──────── RECORDS FOR THIS EXERCISE ────────

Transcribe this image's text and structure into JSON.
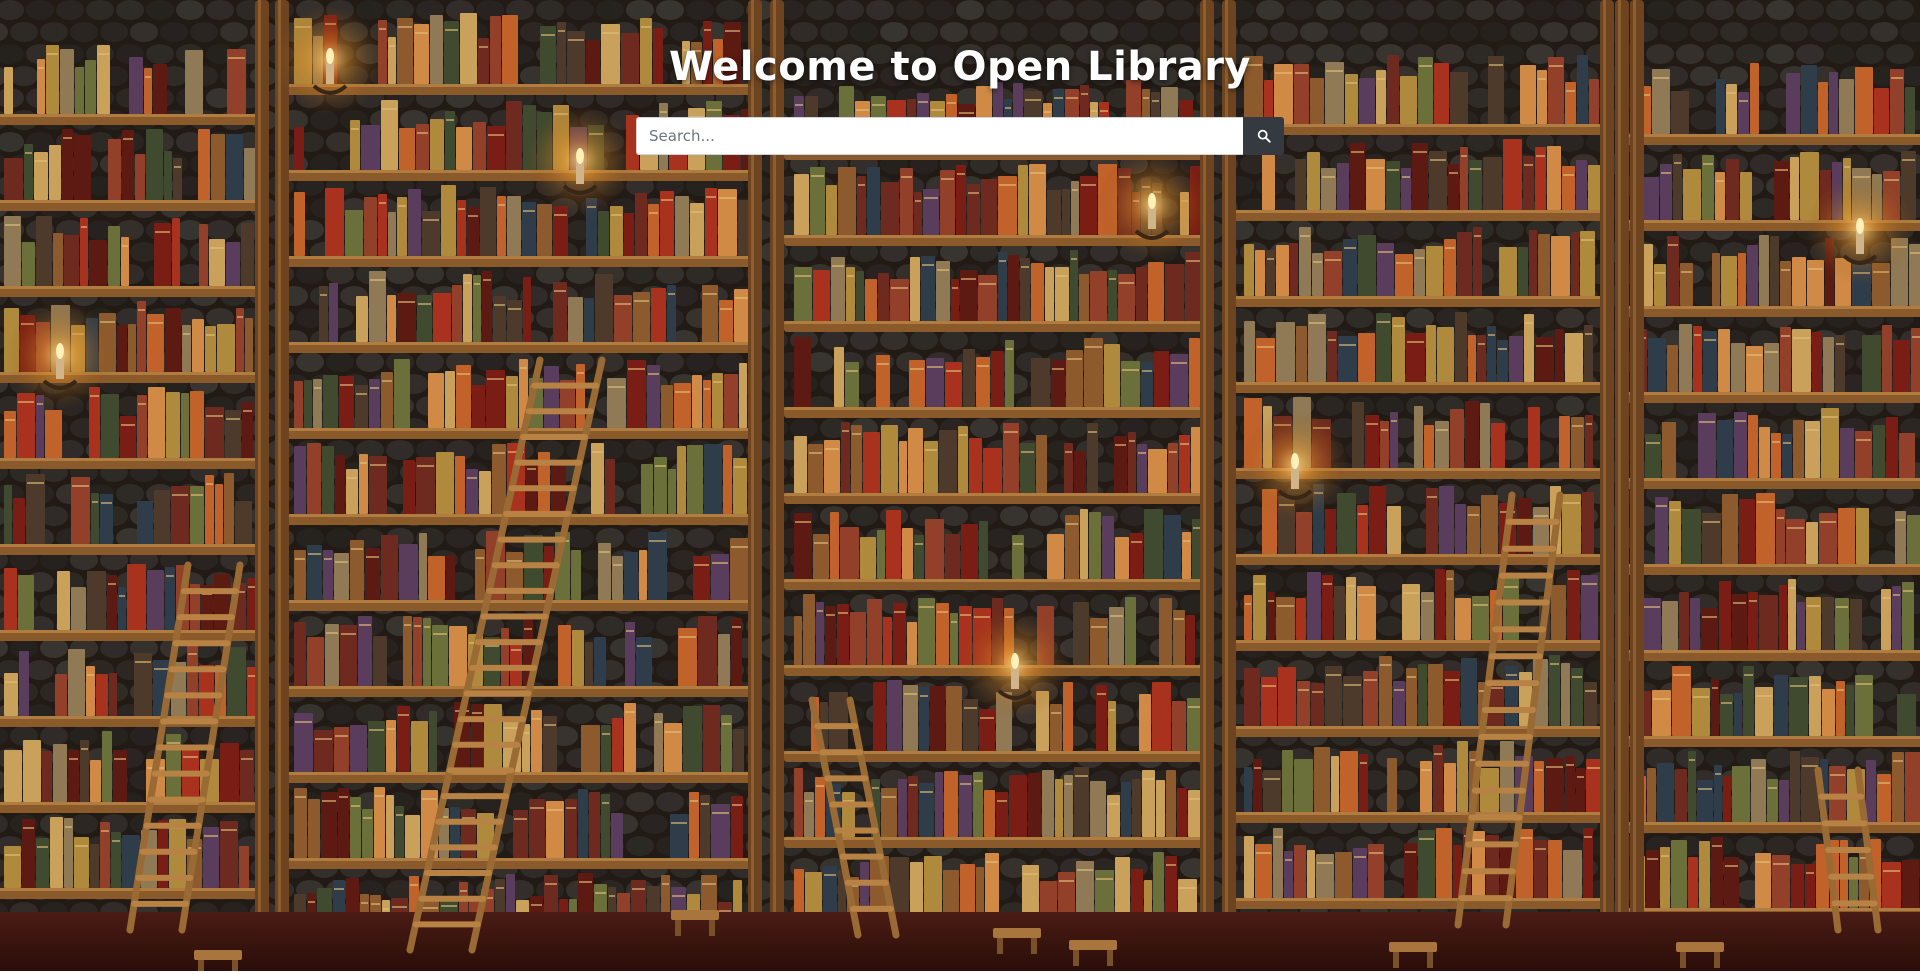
{
  "page": {
    "title": "Welcome to Open Library"
  },
  "search": {
    "placeholder": "Search...",
    "value": "",
    "button_icon": "search-icon"
  },
  "colors": {
    "title_text": "#ffffff",
    "button_background": "#343a40",
    "input_background": "#ffffff"
  },
  "background": {
    "description_icon": "library-bookshelves-illustration"
  }
}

────────

STATED PROBLEM - Write out the listing above again, exactly, but with no pictures in the copy.

WORKED SOLUTION -
Transcribe this image's text and structure into JSON.
{
  "page": {
    "title": "Welcome to Open Library"
  },
  "search": {
    "placeholder": "Search...",
    "value": "",
    "button_icon": "search-icon"
  },
  "colors": {
    "title_text": "#ffffff",
    "button_background": "#343a40",
    "input_background": "#ffffff"
  },
  "background": {
    "description_icon": "library-bookshelves-illustration"
  }
}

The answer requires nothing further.